• [TASK DIRECTIONS] According to the forum thread on printing a Java list as a string, what produces the [ and ] characters?

• [READING TEXT]
2

I have to print the list values in the form of String. But I am held up with the [ and ] in the list. Here is my code.

List dbid=new ArrayList();
dbid.add(ar.getdbID());
String check=ar.getdbID().toString();

output for the above code :

[2, 3,4]

But I just need this:

2,3,4
2
  • one of the reasons I am liking Scala.
    – Nishant
    Mar 18 '11 at 7:34
  • ar.getdbID() what it returns? Mar 18 '11 at 7:41
8

There are no [ and ] "in the List". It's only the String representation (produced by toString()) that contains those characters. It's important to distinguish those two things.

I'd use a Guava Joiner:

Joiner.on(',').join(dbid);

Of you can manually implement it:

StringBuilder b = new StringBuilder();
Iterator<?> it = dbid.iterator();
while (it.hasNext()) {
  b.append(it.next());
  if (it.hasNext()) {
    b.append(',');
  }
}
String result = b.toString();
6
  • No need for dbid.next().toString(), append(Object) does the same. Otherwise: +1 Mar 18 '11 at 7:36
  • @Sean: true, append(Object) is even better as it avoids the NPE on null values. Mar 18 '11 at 7:37
  • Btw your code doesn't compile. Looks like early morning code :-) Mar 18 '11 at 8:21
  • oops ... yes. It is early morning and I still haven't got that Eclipse plugin for SO ;-) at least 4 people didn't mind that, however. Mar 18 '11 at 8:24
  • 1
    This code now is verified to compile, if dbid is an Iterable. I will just claim that all of this was done on purpose to demonstrate how much better it is to use pre-made code for this ;-) Mar 18 '11 at 8:35
2

Apache StringUtils join method is very useful for this:

StringUtils.join(new String[] { "1", "2", "3"}, ",");

This will return the string "1,2,3"

Visual layout records
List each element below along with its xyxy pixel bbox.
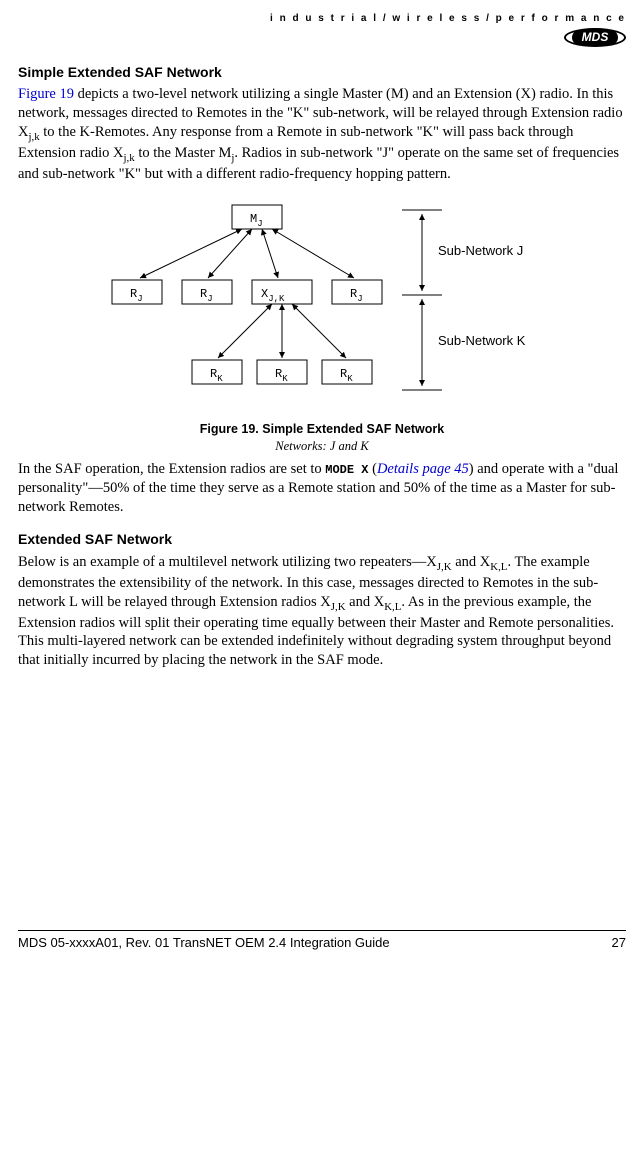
p2a: In the SAF operation, the Extension radi… — [18, 461, 325, 477]
node-rj1: RJ — [130, 287, 143, 304]
section1-title: Simple Extended SAF Network — [18, 63, 626, 81]
node-rk1: RK — [210, 367, 223, 384]
p3a: Below is an example of a multilevel netw… — [18, 554, 437, 570]
node-rj3: RJ — [350, 287, 363, 304]
figure-19-subcaption: Networks: J and K — [18, 438, 626, 454]
section2-title: Extended SAF Network — [18, 530, 626, 548]
subnet-k-label: Sub-Network K — [438, 333, 526, 348]
node-rk2: RK — [275, 367, 288, 384]
section1-body: Figure 19 depicts a two-level network ut… — [18, 85, 626, 184]
node-mj: MJ — [250, 212, 263, 229]
logo-wrap: MDS — [18, 27, 626, 55]
sub-jk-2: j,k — [124, 152, 135, 164]
sub-jk-b: J,K — [331, 600, 346, 612]
subnet-j-label: Sub-Network J — [438, 243, 523, 258]
p2b: ( — [368, 461, 376, 477]
sub-jk-1: j,k — [28, 131, 39, 143]
footer-pagenum: 27 — [612, 935, 626, 952]
mds-logo: MDS — [564, 27, 626, 49]
node-rj2: RJ — [200, 287, 213, 304]
sub-kl-b: K,L — [384, 600, 401, 612]
figure19-link[interactable]: Figure 19 — [18, 86, 74, 102]
section2-para2: Below is an example of a multilevel netw… — [18, 553, 626, 670]
footer-left: MDS 05-xxxxA01, Rev. 01 TransNET OEM 2.4… — [18, 935, 390, 952]
sub-jk-a: J,K — [437, 561, 452, 573]
page-footer: MDS 05-xxxxA01, Rev. 01 TransNET OEM 2.4… — [18, 930, 626, 952]
details-page-link[interactable]: Details page 45 — [377, 461, 469, 477]
section2-para1: In the SAF operation, the Extension radi… — [18, 460, 626, 517]
sub-kl-a: K,L — [490, 561, 507, 573]
node-xjk: XJ,K — [261, 287, 285, 304]
figure-19-diagram: MJ RJ RJ XJ,K RJ RK RK RK Sub-Network J … — [102, 200, 542, 416]
mode-x-text: MODE X — [325, 463, 368, 477]
p3d: and X — [346, 594, 385, 610]
p1c: to the Master M — [135, 145, 232, 161]
p3b: and X — [452, 554, 491, 570]
node-rk3: RK — [340, 367, 353, 384]
tagline-text: i n d u s t r i a l / w i r e l e s s / … — [18, 12, 626, 25]
figure-19-caption: Figure 19. Simple Extended SAF Network — [18, 421, 626, 437]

• [CORRECT ANSWER] The list's String representation, produced by toString(), contains the [ and ] characters.